### PROMPT:
Write out the listing below again, precisely as it is given.

:: MATERIAL FOR THIS EXERCISE ::

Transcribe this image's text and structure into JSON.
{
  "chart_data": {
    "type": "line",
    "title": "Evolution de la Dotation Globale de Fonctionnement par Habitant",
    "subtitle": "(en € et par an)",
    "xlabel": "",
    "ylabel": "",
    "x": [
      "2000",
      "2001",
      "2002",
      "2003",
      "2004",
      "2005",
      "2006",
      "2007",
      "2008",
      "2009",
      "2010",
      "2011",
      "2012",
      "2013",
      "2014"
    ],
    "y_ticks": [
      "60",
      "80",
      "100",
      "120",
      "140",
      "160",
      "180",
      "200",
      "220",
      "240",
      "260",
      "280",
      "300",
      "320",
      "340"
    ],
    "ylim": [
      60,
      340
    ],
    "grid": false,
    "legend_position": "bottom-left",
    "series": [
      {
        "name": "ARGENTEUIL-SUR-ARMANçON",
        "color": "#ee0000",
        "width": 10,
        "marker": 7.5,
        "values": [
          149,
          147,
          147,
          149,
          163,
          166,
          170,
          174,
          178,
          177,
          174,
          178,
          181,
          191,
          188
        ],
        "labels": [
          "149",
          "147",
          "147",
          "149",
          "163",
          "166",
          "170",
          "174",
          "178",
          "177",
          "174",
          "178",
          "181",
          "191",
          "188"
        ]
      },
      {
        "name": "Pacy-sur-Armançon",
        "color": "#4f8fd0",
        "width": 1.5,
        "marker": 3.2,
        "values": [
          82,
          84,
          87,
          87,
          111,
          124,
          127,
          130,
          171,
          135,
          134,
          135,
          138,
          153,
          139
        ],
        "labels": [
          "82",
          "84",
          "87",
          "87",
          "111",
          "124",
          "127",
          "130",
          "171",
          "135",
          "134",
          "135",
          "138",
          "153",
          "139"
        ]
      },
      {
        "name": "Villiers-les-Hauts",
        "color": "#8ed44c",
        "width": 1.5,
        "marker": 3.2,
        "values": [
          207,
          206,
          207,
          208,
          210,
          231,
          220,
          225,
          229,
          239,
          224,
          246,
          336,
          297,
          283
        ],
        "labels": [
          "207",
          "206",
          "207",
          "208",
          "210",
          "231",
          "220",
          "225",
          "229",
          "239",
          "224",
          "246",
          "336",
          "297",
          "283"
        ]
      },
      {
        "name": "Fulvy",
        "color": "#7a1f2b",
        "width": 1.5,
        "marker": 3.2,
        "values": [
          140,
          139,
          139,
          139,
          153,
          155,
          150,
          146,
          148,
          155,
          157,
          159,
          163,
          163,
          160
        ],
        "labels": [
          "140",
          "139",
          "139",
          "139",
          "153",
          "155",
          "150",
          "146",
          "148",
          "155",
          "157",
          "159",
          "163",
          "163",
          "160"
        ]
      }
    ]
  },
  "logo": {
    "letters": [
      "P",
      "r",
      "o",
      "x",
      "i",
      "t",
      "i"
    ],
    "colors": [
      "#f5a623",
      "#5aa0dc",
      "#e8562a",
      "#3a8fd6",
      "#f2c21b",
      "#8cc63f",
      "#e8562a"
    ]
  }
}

:::

### SOLVED PROBLEM:
Transcribe this image's text and structure into JSON.
{
  "chart_data": {
    "type": "line",
    "title": "Evolution de la Dotation Globale de Fonctionnement par Habitant",
    "subtitle": "(en € et par an)",
    "xlabel": "",
    "ylabel": "",
    "x": [
      "2000",
      "2001",
      "2002",
      "2003",
      "2004",
      "2005",
      "2006",
      "2007",
      "2008",
      "2009",
      "2010",
      "2011",
      "2012",
      "2013",
      "2014"
    ],
    "y_ticks": [
      "60",
      "80",
      "100",
      "120",
      "140",
      "160",
      "180",
      "200",
      "220",
      "240",
      "260",
      "280",
      "300",
      "320",
      "340"
    ],
    "ylim": [
      60,
      340
    ],
    "grid": false,
    "legend_position": "bottom-left",
    "series": [
      {
        "name": "ARGENTEUIL-SUR-ARMANçON",
        "color": "#ee0000",
        "width": 10,
        "marker": 7.5,
        "values": [
          149,
          147,
          147,
          149,
          163,
          166,
          170,
          174,
          178,
          177,
          174,
          178,
          181,
          191,
          188
        ],
        "labels": [
          "149",
          "147",
          "147",
          "149",
          "163",
          "166",
          "170",
          "174",
          "178",
          "177",
          "174",
          "178",
          "181",
          "191",
          "188"
        ]
      },
      {
        "name": "Pacy-sur-Armançon",
        "color": "#4f8fd0",
        "width": 1.5,
        "marker": 3.2,
        "values": [
          82,
          84,
          87,
          87,
          111,
          124,
          127,
          130,
          171,
          135,
          134,
          135,
          138,
          153,
          139
        ],
        "labels": [
          "82",
          "84",
          "87",
          "87",
          "111",
          "124",
          "127",
          "130",
          "171",
          "135",
          "134",
          "135",
          "138",
          "153",
          "139"
        ]
      },
      {
        "name": "Villiers-les-Hauts",
        "color": "#8ed44c",
        "width": 1.5,
        "marker": 3.2,
        "values": [
          207,
          206,
          207,
          208,
          210,
          231,
          220,
          225,
          229,
          239,
          224,
          246,
          336,
          297,
          283
        ],
        "labels": [
          "207",
          "206",
          "207",
          "208",
          "210",
          "231",
          "220",
          "225",
          "229",
          "239",
          "224",
          "246",
          "336",
          "297",
          "283"
        ]
      },
      {
        "name": "Fulvy",
        "color": "#7a1f2b",
        "width": 1.5,
        "marker": 3.2,
        "values": [
          140,
          139,
          139,
          139,
          153,
          155,
          150,
          146,
          148,
          155,
          157,
          159,
          163,
          163,
          160
        ],
        "labels": [
          "140",
          "139",
          "139",
          "139",
          "153",
          "155",
          "150",
          "146",
          "148",
          "155",
          "157",
          "159",
          "163",
          "163",
          "160"
        ]
      }
    ]
  },
  "logo": {
    "letters": [
      "P",
      "r",
      "o",
      "x",
      "i",
      "t",
      "i"
    ],
    "colors": [
      "#f5a623",
      "#5aa0dc",
      "#e8562a",
      "#3a8fd6",
      "#f2c21b",
      "#8cc63f",
      "#e8562a"
    ]
  }
}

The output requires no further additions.